▶ [EXCERPTED DATA]:
# # # # #
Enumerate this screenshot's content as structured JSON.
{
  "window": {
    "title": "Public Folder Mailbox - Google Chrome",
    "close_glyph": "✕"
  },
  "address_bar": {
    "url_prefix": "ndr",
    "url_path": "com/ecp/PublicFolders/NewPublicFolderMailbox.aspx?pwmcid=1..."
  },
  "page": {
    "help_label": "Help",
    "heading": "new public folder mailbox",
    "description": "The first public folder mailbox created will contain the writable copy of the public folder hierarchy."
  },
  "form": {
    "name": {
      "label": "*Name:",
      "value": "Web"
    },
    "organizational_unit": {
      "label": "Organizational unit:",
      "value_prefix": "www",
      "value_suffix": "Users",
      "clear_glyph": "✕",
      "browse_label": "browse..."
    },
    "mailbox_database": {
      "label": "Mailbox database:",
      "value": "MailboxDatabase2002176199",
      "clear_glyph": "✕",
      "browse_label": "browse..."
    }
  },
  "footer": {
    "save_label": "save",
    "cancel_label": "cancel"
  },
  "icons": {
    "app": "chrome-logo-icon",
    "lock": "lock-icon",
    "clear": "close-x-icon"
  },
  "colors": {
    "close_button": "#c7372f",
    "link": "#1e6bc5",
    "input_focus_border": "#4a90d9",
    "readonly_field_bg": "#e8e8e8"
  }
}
# # # # #
▶ [EXERCISE DESCRIPTION]: Quote the data above in full, changing nothing.

▶ [FULL OUTPUT]:
Enumerate this screenshot's content as structured JSON.
{
  "window": {
    "title": "Public Folder Mailbox - Google Chrome",
    "close_glyph": "✕"
  },
  "address_bar": {
    "url_prefix": "ndr",
    "url_path": "com/ecp/PublicFolders/NewPublicFolderMailbox.aspx?pwmcid=1..."
  },
  "page": {
    "help_label": "Help",
    "heading": "new public folder mailbox",
    "description": "The first public folder mailbox created will contain the writable copy of the public folder hierarchy."
  },
  "form": {
    "name": {
      "label": "*Name:",
      "value": "Web"
    },
    "organizational_unit": {
      "label": "Organizational unit:",
      "value_prefix": "www",
      "value_suffix": "Users",
      "clear_glyph": "✕",
      "browse_label": "browse..."
    },
    "mailbox_database": {
      "label": "Mailbox database:",
      "value": "MailboxDatabase2002176199",
      "clear_glyph": "✕",
      "browse_label": "browse..."
    }
  },
  "footer": {
    "save_label": "save",
    "cancel_label": "cancel"
  },
  "icons": {
    "app": "chrome-logo-icon",
    "lock": "lock-icon",
    "clear": "close-x-icon"
  },
  "colors": {
    "close_button": "#c7372f",
    "link": "#1e6bc5",
    "input_focus_border": "#4a90d9",
    "readonly_field_bg": "#e8e8e8"
  }
}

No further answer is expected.